Go through the lines below and retype each one exactly.

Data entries
=== Section Start ===
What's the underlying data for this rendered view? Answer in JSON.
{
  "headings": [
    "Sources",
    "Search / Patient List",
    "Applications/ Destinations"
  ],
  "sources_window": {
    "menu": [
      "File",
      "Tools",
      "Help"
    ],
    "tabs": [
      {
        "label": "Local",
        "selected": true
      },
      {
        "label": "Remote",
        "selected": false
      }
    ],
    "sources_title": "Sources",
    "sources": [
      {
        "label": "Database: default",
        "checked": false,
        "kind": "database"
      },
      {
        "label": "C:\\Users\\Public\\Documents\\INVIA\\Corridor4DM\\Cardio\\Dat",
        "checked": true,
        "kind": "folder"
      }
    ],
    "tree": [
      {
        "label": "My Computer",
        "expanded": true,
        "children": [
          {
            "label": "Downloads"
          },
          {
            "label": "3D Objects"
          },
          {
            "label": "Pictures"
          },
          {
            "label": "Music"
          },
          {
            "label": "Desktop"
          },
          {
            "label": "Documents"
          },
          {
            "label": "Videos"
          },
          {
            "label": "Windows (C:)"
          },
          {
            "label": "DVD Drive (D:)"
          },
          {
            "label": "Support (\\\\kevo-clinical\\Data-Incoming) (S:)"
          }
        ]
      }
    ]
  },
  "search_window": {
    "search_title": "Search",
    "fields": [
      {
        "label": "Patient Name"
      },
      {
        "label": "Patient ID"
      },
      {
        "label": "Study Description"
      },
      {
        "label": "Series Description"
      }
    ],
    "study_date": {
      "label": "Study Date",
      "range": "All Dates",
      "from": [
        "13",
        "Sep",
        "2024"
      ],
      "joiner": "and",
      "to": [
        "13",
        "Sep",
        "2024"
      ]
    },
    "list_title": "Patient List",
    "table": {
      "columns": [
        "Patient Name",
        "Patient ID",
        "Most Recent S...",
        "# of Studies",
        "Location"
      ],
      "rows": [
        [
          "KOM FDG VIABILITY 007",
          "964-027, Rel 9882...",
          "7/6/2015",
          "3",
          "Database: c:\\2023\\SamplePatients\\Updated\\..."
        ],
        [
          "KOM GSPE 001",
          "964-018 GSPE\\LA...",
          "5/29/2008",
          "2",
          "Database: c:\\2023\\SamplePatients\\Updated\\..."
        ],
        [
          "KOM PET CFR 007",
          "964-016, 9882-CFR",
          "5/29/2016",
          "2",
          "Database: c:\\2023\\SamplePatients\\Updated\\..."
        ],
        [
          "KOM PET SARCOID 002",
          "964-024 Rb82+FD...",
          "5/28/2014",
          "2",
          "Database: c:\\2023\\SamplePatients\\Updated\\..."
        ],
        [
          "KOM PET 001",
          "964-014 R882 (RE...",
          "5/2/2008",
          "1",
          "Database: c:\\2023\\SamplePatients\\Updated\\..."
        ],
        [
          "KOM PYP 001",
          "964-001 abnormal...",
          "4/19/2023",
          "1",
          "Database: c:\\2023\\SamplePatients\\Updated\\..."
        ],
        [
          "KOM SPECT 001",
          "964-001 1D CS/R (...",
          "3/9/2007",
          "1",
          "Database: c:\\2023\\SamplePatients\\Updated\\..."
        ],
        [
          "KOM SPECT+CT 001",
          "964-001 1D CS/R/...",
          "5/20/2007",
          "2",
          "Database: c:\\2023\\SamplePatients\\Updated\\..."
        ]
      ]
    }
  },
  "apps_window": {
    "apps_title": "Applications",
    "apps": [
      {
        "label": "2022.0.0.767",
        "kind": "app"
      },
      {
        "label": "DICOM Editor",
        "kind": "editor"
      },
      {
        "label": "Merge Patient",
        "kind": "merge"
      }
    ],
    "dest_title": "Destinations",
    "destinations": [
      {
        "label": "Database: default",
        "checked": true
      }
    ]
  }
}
=== Section End ===
▸ **Response to the task**
What's the underlying data for this rendered view? Answer in JSON.
{
  "headings": [
    "Sources",
    "Search / Patient List",
    "Applications/ Destinations"
  ],
  "sources_window": {
    "menu": [
      "File",
      "Tools",
      "Help"
    ],
    "tabs": [
      {
        "label": "Local",
        "selected": true
      },
      {
        "label": "Remote",
        "selected": false
      }
    ],
    "sources_title": "Sources",
    "sources": [
      {
        "label": "Database: default",
        "checked": false,
        "kind": "database"
      },
      {
        "label": "C:\\Users\\Public\\Documents\\INVIA\\Corridor4DM\\Cardio\\Dat",
        "checked": true,
        "kind": "folder"
      }
    ],
    "tree": [
      {
        "label": "My Computer",
        "expanded": true,
        "children": [
          {
            "label": "Downloads"
          },
          {
            "label": "3D Objects"
          },
          {
            "label": "Pictures"
          },
          {
            "label": "Music"
          },
          {
            "label": "Desktop"
          },
          {
            "label": "Documents"
          },
          {
            "label": "Videos"
          },
          {
            "label": "Windows (C:)"
          },
          {
            "label": "DVD Drive (D:)"
          },
          {
            "label": "Support (\\\\kevo-clinical\\Data-Incoming) (S:)"
          }
        ]
      }
    ]
  },
  "search_window": {
    "search_title": "Search",
    "fields": [
      {
        "label": "Patient Name"
      },
      {
        "label": "Patient ID"
      },
      {
        "label": "Study Description"
      },
      {
        "label": "Series Description"
      }
    ],
    "study_date": {
      "label": "Study Date",
      "range": "All Dates",
      "from": [
        "13",
        "Sep",
        "2024"
      ],
      "joiner": "and",
      "to": [
        "13",
        "Sep",
        "2024"
      ]
    },
    "list_title": "Patient List",
    "table": {
      "columns": [
        "Patient Name",
        "Patient ID",
        "Most Recent S...",
        "# of Studies",
        "Location"
      ],
      "rows": [
        [
          "KOM FDG VIABILITY 007",
          "964-027, Rel 9882...",
          "7/6/2015",
          "3",
          "Database: c:\\2023\\SamplePatients\\Updated\\..."
        ],
        [
          "KOM GSPE 001",
          "964-018 GSPE\\LA...",
          "5/29/2008",
          "2",
          "Database: c:\\2023\\SamplePatients\\Updated\\..."
        ],
        [
          "KOM PET CFR 007",
          "964-016, 9882-CFR",
          "5/29/2016",
          "2",
          "Database: c:\\2023\\SamplePatients\\Updated\\..."
        ],
        [
          "KOM PET SARCOID 002",
          "964-024 Rb82+FD...",
          "5/28/2014",
          "2",
          "Database: c:\\2023\\SamplePatients\\Updated\\..."
        ],
        [
          "KOM PET 001",
          "964-014 R882 (RE...",
          "5/2/2008",
          "1",
          "Database: c:\\2023\\SamplePatients\\Updated\\..."
        ],
        [
          "KOM PYP 001",
          "964-001 abnormal...",
          "4/19/2023",
          "1",
          "Database: c:\\2023\\SamplePatients\\Updated\\..."
        ],
        [
          "KOM SPECT 001",
          "964-001 1D CS/R (...",
          "3/9/2007",
          "1",
          "Database: c:\\2023\\SamplePatients\\Updated\\..."
        ],
        [
          "KOM SPECT+CT 001",
          "964-001 1D CS/R/...",
          "5/20/2007",
          "2",
          "Database: c:\\2023\\SamplePatients\\Updated\\..."
        ]
      ]
    }
  },
  "apps_window": {
    "apps_title": "Applications",
    "apps": [
      {
        "label": "2022.0.0.767",
        "kind": "app"
      },
      {
        "label": "DICOM Editor",
        "kind": "editor"
      },
      {
        "label": "Merge Patient",
        "kind": "merge"
      }
    ],
    "dest_title": "Destinations",
    "destinations": [
      {
        "label": "Database: default",
        "checked": true
      }
    ]
  }
}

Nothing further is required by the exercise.